**EXERCISE SET**
[1] According to the school community text, which seasonal celebrations were held throughout the year?
[2] Transcribe the school community text word for word, starting at "This year, the" and ending at "growth and learning.".
TEXT BLOCK Block Start
Spring camping and the FOW badminton friendly tournament offered a different but equally vivid picture of community life. On the sports field, competition and collaboration coexisted; on the grass, conversation and rest flowed seamlessly into one another. Across these spaces, identities became fluid. Teachers, parents, pupils and peers shifted roles continuously, and the boundaries between them softened. What remained was a more authentic and grounded sense of connection.

Throughout the year, seasonal celebrations—Dragon Boat Festival, Mid-Autumn Festival, Lunar New Year and Lantern Festival—alongside family hikes and parent–child tree planting activities, gradually transformed culture from something "taught" into something "experienced". Through embodied participation, children developed a deeper understanding of tradition, while also forming lived associations with concepts such as "family", "festival" and "community".




▲
Family hikes, parent–child tree planting, and cultural experiences for various festivals have continued to bring warmth to our community, integrating nature education, practical learning, cultural immersion and meaningful family time.
Enabling Growth:
Platforms that Bring People Together
If charity connects the school with society, and community life connects people with one another, then home–school collaboration connects all of this to the direction of growth itself.
This year, the Wellington Talk Series continued to evolve. It became more than a platform for sharing information; it functioned more like an ever-opening window. Olympic champions, aerospace experts, admissions officers, psychologists and innovation mentors from a wide range of fields entered a shared space, enabling families to reconsider the idea of "growth" from a far more multidimensional perspective.
▲
The Wellington Talk has continued throughout the year, covering diverse themes including study abroad planning, cutting-edge technology, career development, and the arts and humanities, offering families high-value support for growth and learning.
Alongside this, parent communities continued to develop organically. Through sport, reading groups and charitable engagement, relationships among parents gradually shifted—from being defined primarily as "parents of children attending the same school" to becoming something closer to "companions walking a shared journey of support and growth". In this sense, the community has become less of an institutional extension and more of a living, dynamic network of human connection.
Looking back across the academic year, one theme becomes increasingly clear: education is taking place through ever more interconnected forms.
Charity teaches us to look outward and recognise others, helping us understand the weight of responsibility through action. Community life enables us to rediscover the meaning of companionship in everyday interactions, grounding education in relationships. Home–school collaboration turns the idea of "shared growth" from principle into practice, ensuring education is no longer driven by a single force, but co-created by many.

As the boundaries between school, family and community continue to soften, a more vibrant and resilient collective begins to take shape. Within it, no act of participation exists in isolation, and no interaction is confined to the moment itself. Instead, each accumulates over time, shaping a culture built on trust, continuity and shared purpose.
May this collective strength, built by people and sustained over time, continue to grow—so that education is not merely defined, but continually and collaboratively created.
TEXT BLOCK Block End
DATA EXTRACT Block Start
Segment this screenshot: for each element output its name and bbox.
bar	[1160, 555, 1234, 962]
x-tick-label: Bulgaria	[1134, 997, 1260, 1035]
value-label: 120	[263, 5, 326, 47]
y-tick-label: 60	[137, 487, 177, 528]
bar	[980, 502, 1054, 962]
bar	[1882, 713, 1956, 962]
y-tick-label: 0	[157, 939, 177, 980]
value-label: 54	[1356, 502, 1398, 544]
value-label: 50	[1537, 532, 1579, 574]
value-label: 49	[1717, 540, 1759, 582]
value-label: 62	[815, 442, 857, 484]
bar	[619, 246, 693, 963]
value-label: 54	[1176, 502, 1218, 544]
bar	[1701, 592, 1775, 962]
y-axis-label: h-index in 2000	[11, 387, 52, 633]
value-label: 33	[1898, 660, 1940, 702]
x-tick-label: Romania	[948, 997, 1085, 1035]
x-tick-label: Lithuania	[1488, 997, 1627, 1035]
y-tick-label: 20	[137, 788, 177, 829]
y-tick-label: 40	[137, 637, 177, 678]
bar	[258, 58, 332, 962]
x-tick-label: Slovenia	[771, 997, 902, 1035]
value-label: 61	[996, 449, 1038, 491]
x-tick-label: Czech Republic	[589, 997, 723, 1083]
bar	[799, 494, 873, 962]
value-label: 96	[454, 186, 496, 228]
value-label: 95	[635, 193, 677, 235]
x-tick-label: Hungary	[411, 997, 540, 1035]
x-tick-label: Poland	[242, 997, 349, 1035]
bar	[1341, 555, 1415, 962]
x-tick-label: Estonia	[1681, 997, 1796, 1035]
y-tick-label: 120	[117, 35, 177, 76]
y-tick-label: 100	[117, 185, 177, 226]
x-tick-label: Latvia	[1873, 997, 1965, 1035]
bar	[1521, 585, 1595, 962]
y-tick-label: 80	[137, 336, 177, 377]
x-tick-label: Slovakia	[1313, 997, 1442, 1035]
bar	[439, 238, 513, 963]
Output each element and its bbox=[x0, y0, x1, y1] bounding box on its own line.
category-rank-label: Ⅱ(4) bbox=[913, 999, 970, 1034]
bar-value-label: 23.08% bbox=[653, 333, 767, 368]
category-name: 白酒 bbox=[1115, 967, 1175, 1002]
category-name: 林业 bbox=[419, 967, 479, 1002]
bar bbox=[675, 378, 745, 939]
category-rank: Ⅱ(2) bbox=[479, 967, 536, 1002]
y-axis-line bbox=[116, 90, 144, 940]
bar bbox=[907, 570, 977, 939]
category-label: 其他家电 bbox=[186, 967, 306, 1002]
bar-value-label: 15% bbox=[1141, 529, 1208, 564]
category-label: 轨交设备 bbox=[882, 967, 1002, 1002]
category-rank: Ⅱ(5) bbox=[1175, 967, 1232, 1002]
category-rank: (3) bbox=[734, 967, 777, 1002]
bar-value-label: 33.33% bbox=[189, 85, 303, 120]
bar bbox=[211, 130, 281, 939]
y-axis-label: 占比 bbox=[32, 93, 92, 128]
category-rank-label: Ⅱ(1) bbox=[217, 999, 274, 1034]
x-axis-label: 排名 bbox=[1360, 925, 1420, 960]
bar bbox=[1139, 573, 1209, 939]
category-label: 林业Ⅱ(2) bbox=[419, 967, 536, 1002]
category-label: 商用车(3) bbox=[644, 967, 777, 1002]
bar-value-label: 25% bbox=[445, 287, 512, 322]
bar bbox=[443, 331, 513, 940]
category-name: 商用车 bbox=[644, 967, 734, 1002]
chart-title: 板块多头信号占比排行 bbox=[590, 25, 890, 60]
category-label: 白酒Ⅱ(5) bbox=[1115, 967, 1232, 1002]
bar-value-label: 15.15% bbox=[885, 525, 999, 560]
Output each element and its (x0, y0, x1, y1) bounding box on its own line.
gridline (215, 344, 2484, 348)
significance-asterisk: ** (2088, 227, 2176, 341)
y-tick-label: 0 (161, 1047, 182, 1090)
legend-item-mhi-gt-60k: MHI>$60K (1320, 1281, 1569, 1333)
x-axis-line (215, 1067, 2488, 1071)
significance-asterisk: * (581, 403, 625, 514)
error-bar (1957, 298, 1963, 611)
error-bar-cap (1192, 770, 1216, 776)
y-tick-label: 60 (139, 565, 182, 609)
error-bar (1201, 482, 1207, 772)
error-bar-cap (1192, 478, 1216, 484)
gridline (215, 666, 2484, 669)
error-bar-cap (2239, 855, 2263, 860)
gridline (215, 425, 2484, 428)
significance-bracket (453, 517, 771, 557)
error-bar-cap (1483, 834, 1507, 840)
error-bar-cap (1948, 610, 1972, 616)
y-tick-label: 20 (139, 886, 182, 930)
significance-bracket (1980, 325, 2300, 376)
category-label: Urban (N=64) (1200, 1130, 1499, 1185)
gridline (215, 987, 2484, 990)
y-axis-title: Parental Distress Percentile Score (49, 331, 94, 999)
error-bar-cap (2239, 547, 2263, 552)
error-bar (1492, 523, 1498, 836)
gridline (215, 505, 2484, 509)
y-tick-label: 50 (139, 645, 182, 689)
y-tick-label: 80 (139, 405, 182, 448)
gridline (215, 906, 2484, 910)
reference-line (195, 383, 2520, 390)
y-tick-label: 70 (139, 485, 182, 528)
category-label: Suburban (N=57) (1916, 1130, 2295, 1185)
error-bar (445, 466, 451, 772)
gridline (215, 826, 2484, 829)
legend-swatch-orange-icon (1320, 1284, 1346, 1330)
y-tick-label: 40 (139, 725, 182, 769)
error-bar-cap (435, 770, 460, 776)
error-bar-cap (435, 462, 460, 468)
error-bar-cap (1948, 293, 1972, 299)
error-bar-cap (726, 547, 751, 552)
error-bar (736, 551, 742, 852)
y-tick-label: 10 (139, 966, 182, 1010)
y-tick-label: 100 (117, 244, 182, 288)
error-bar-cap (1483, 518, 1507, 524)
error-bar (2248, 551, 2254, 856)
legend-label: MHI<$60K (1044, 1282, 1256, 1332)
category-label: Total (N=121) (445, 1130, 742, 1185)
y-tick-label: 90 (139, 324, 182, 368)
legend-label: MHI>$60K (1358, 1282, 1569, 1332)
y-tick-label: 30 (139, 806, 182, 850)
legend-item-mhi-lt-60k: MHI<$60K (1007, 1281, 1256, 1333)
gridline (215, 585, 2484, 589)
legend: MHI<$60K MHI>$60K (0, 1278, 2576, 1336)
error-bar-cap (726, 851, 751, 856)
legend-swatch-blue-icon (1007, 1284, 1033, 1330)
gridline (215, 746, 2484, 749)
DATA EXTRACT Block End
**LIST OF ANSWERS**
[1] Dragon Boat Festival, Mid-Autumn Festival, Lunar New Year and Lantern Festival.

[2]
This year, the Wellington Talk Series continued to evolve. It became more than a platform for sharing information; it functioned more like an ever-opening window. Olympic champions, aerospace experts, admissions officers, psychologists and innovation mentors from a wide range of fields entered a shared space, enabling families to reconsider the idea of "growth" from a far more multidimensional perspective.
▲
The Wellington Talk has continued throughout the year, covering diverse themes including study abroad planning, cutting-edge technology, career development, and the arts and humanities, offering families high-value support for growth and learning.